# What is needed
All the records that follow need to be reproduced exactly. Omit the images.

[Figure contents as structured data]
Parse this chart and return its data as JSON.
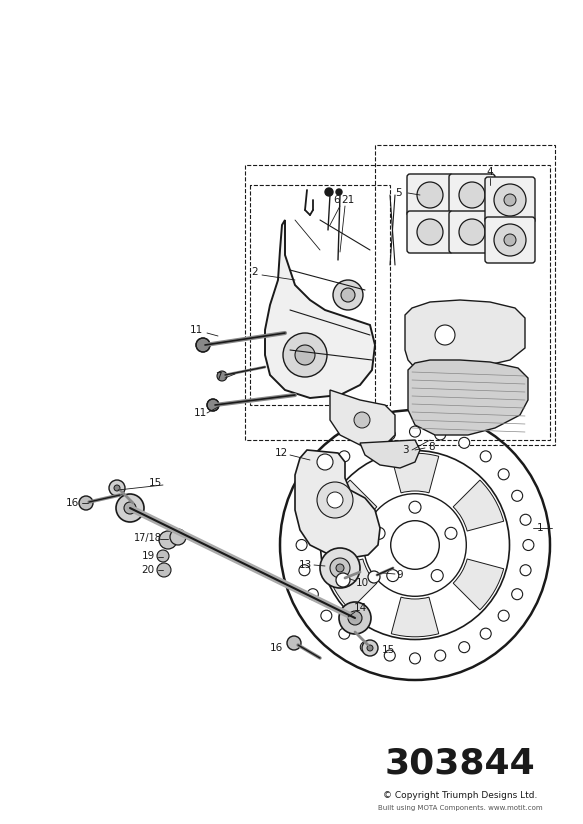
{
  "title": "303844",
  "copyright": "© Copyright Triumph Designs Ltd.",
  "sub_copyright": "Built using MOTA Components. www.motit.com",
  "bg_color": "#ffffff",
  "line_color": "#1a1a1a",
  "title_fontsize": 26,
  "fig_w": 5.83,
  "fig_h": 8.24,
  "dpi": 100
}
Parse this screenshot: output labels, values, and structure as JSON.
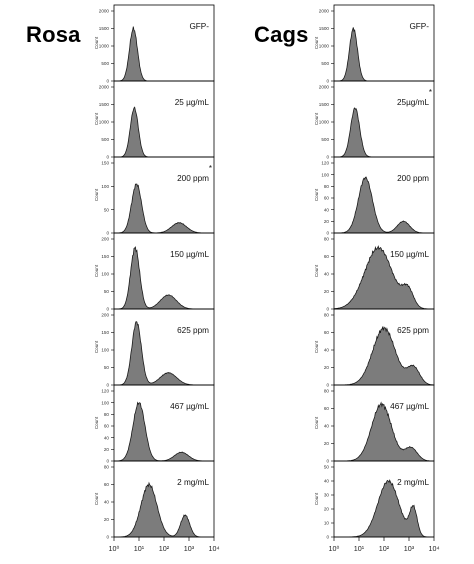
{
  "titles": {
    "left": "Rosa",
    "right": "Cags"
  },
  "chart_data": {
    "type": "area",
    "xscale": "log",
    "xlim": [
      1,
      10000
    ],
    "x_tick_labels": [
      "10⁰",
      "10¹",
      "10²",
      "10³",
      "10⁴"
    ],
    "ylabel": "Count",
    "columns": [
      {
        "name": "Rosa",
        "panels": [
          {
            "label": "GFP-",
            "y_ticks": [
              0,
              500,
              1000,
              1500,
              2000
            ],
            "peaks": [
              {
                "center": 6,
                "amp": 1500,
                "width": 0.16
              }
            ]
          },
          {
            "label": "25 µg/mL",
            "y_ticks": [
              0,
              500,
              1000,
              1500,
              2000
            ],
            "peaks": [
              {
                "center": 6.5,
                "amp": 1400,
                "width": 0.16
              }
            ]
          },
          {
            "label": "200 ppm",
            "asterisk": "*",
            "y_ticks": [
              0,
              50,
              100,
              150
            ],
            "peaks": [
              {
                "center": 8,
                "amp": 105,
                "width": 0.2
              },
              {
                "center": 400,
                "amp": 22,
                "width": 0.3
              }
            ]
          },
          {
            "label": "150 µg/mL",
            "y_ticks": [
              0,
              50,
              100,
              150,
              200
            ],
            "peaks": [
              {
                "center": 7,
                "amp": 175,
                "width": 0.18
              },
              {
                "center": 150,
                "amp": 40,
                "width": 0.32
              }
            ]
          },
          {
            "label": "625 ppm",
            "y_ticks": [
              0,
              50,
              100,
              150,
              200
            ],
            "peaks": [
              {
                "center": 8,
                "amp": 180,
                "width": 0.19
              },
              {
                "center": 150,
                "amp": 35,
                "width": 0.33
              }
            ]
          },
          {
            "label": "467 µg/mL",
            "y_ticks": [
              0,
              20,
              40,
              60,
              80,
              100,
              120
            ],
            "peaks": [
              {
                "center": 10,
                "amp": 100,
                "width": 0.24
              },
              {
                "center": 500,
                "amp": 15,
                "width": 0.28
              }
            ]
          },
          {
            "label": "2 mg/mL",
            "y_ticks": [
              0,
              20,
              40,
              60,
              80
            ],
            "peaks": [
              {
                "center": 25,
                "amp": 60,
                "width": 0.32
              },
              {
                "center": 700,
                "amp": 25,
                "width": 0.18
              }
            ]
          }
        ]
      },
      {
        "name": "Cags",
        "panels": [
          {
            "label": "GFP-",
            "y_ticks": [
              0,
              500,
              1000,
              1500,
              2000
            ],
            "peaks": [
              {
                "center": 6,
                "amp": 1500,
                "width": 0.16
              }
            ]
          },
          {
            "label": "25µg/mL",
            "asterisk": "*",
            "y_ticks": [
              0,
              500,
              1000,
              1500,
              2000
            ],
            "peaks": [
              {
                "center": 7,
                "amp": 1400,
                "width": 0.18
              }
            ]
          },
          {
            "label": "200 ppm",
            "y_ticks": [
              0,
              20,
              40,
              60,
              80,
              100,
              120
            ],
            "peaks": [
              {
                "center": 18,
                "amp": 95,
                "width": 0.28
              },
              {
                "center": 600,
                "amp": 20,
                "width": 0.25
              }
            ]
          },
          {
            "label": "150 µg/mL",
            "y_ticks": [
              0,
              20,
              40,
              60,
              80
            ],
            "peaks": [
              {
                "center": 60,
                "amp": 70,
                "width": 0.55
              },
              {
                "center": 900,
                "amp": 20,
                "width": 0.22
              }
            ]
          },
          {
            "label": "625 ppm",
            "y_ticks": [
              0,
              20,
              40,
              60,
              80
            ],
            "peaks": [
              {
                "center": 100,
                "amp": 65,
                "width": 0.45
              },
              {
                "center": 1500,
                "amp": 20,
                "width": 0.25
              }
            ]
          },
          {
            "label": "467 µg/mL",
            "y_ticks": [
              0,
              20,
              40,
              60,
              80
            ],
            "peaks": [
              {
                "center": 80,
                "amp": 65,
                "width": 0.4
              },
              {
                "center": 1200,
                "amp": 15,
                "width": 0.25
              }
            ]
          },
          {
            "label": "2 mg/mL",
            "y_ticks": [
              0,
              10,
              20,
              30,
              40,
              50
            ],
            "peaks": [
              {
                "center": 150,
                "amp": 40,
                "width": 0.42
              },
              {
                "center": 1500,
                "amp": 20,
                "width": 0.15
              }
            ]
          }
        ]
      }
    ],
    "style": {
      "fill": "#7c7c7c",
      "stroke": "#1a1a1a",
      "frame": "#000000"
    }
  }
}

# Answer to this problem
Parse this chart and return its data as JSON.
{
  "title": "303844",
  "copyright": "© Copyright Triumph Designs Ltd.",
  "sub_copyright": "Built using MOTA Components. www.motit.com",
  "bg_color": "#ffffff",
  "line_color": "#1a1a1a",
  "title_fontsize": 26,
  "fig_w": 5.83,
  "fig_h": 8.24,
  "dpi": 100
}
Parse this screenshot: output labels, values, and structure as JSON.
{
  "titles": {
    "left": "Rosa",
    "right": "Cags"
  },
  "chart_data": {
    "type": "area",
    "xscale": "log",
    "xlim": [
      1,
      10000
    ],
    "x_tick_labels": [
      "10⁰",
      "10¹",
      "10²",
      "10³",
      "10⁴"
    ],
    "ylabel": "Count",
    "columns": [
      {
        "name": "Rosa",
        "panels": [
          {
            "label": "GFP-",
            "y_ticks": [
              0,
              500,
              1000,
              1500,
              2000
            ],
            "peaks": [
              {
                "center": 6,
                "amp": 1500,
                "width": 0.16
              }
            ]
          },
          {
            "label": "25 µg/mL",
            "y_ticks": [
              0,
              500,
              1000,
              1500,
              2000
            ],
            "peaks": [
              {
                "center": 6.5,
                "amp": 1400,
                "width": 0.16
              }
            ]
          },
          {
            "label": "200 ppm",
            "asterisk": "*",
            "y_ticks": [
              0,
              50,
              100,
              150
            ],
            "peaks": [
              {
                "center": 8,
                "amp": 105,
                "width": 0.2
              },
              {
                "center": 400,
                "amp": 22,
                "width": 0.3
              }
            ]
          },
          {
            "label": "150 µg/mL",
            "y_ticks": [
              0,
              50,
              100,
              150,
              200
            ],
            "peaks": [
              {
                "center": 7,
                "amp": 175,
                "width": 0.18
              },
              {
                "center": 150,
                "amp": 40,
                "width": 0.32
              }
            ]
          },
          {
            "label": "625 ppm",
            "y_ticks": [
              0,
              50,
              100,
              150,
              200
            ],
            "peaks": [
              {
                "center": 8,
                "amp": 180,
                "width": 0.19
              },
              {
                "center": 150,
                "amp": 35,
                "width": 0.33
              }
            ]
          },
          {
            "label": "467 µg/mL",
            "y_ticks": [
              0,
              20,
              40,
              60,
              80,
              100,
              120
            ],
            "peaks": [
              {
                "center": 10,
                "amp": 100,
                "width": 0.24
              },
              {
                "center": 500,
                "amp": 15,
                "width": 0.28
              }
            ]
          },
          {
            "label": "2 mg/mL",
            "y_ticks": [
              0,
              20,
              40,
              60,
              80
            ],
            "peaks": [
              {
                "center": 25,
                "amp": 60,
                "width": 0.32
              },
              {
                "center": 700,
                "amp": 25,
                "width": 0.18
              }
            ]
          }
        ]
      },
      {
        "name": "Cags",
        "panels": [
          {
            "label": "GFP-",
            "y_ticks": [
              0,
              500,
              1000,
              1500,
              2000
            ],
            "peaks": [
              {
                "center": 6,
                "amp": 1500,
                "width": 0.16
              }
            ]
          },
          {
            "label": "25µg/mL",
            "asterisk": "*",
            "y_ticks": [
              0,
              500,
              1000,
              1500,
              2000
            ],
            "peaks": [
              {
                "center": 7,
                "amp": 1400,
                "width": 0.18
              }
            ]
          },
          {
            "label": "200 ppm",
            "y_ticks": [
              0,
              20,
              40,
              60,
              80,
              100,
              120
            ],
            "peaks": [
              {
                "center": 18,
                "amp": 95,
                "width": 0.28
              },
              {
                "center": 600,
                "amp": 20,
                "width": 0.25
              }
            ]
          },
          {
            "label": "150 µg/mL",
            "y_ticks": [
              0,
              20,
              40,
              60,
              80
            ],
            "peaks": [
              {
                "center": 60,
                "amp": 70,
                "width": 0.55
              },
              {
                "center": 900,
                "amp": 20,
                "width": 0.22
              }
            ]
          },
          {
            "label": "625 ppm",
            "y_ticks": [
              0,
              20,
              40,
              60,
              80
            ],
            "peaks": [
              {
                "center": 100,
                "amp": 65,
                "width": 0.45
              },
              {
                "center": 1500,
                "amp": 20,
                "width": 0.25
              }
            ]
          },
          {
            "label": "467 µg/mL",
            "y_ticks": [
              0,
              20,
              40,
              60,
              80
            ],
            "peaks": [
              {
                "center": 80,
                "amp": 65,
                "width": 0.4
              },
              {
                "center": 1200,
                "amp": 15,
                "width": 0.25
              }
            ]
          },
          {
            "label": "2 mg/mL",
            "y_ticks": [
              0,
              10,
              20,
              30,
              40,
              50
            ],
            "peaks": [
              {
                "center": 150,
                "amp": 40,
                "width": 0.42
              },
              {
                "center": 1500,
                "amp": 20,
                "width": 0.15
              }
            ]
          }
        ]
      }
    ],
    "style": {
      "fill": "#7c7c7c",
      "stroke": "#1a1a1a",
      "frame": "#000000"
    }
  }
}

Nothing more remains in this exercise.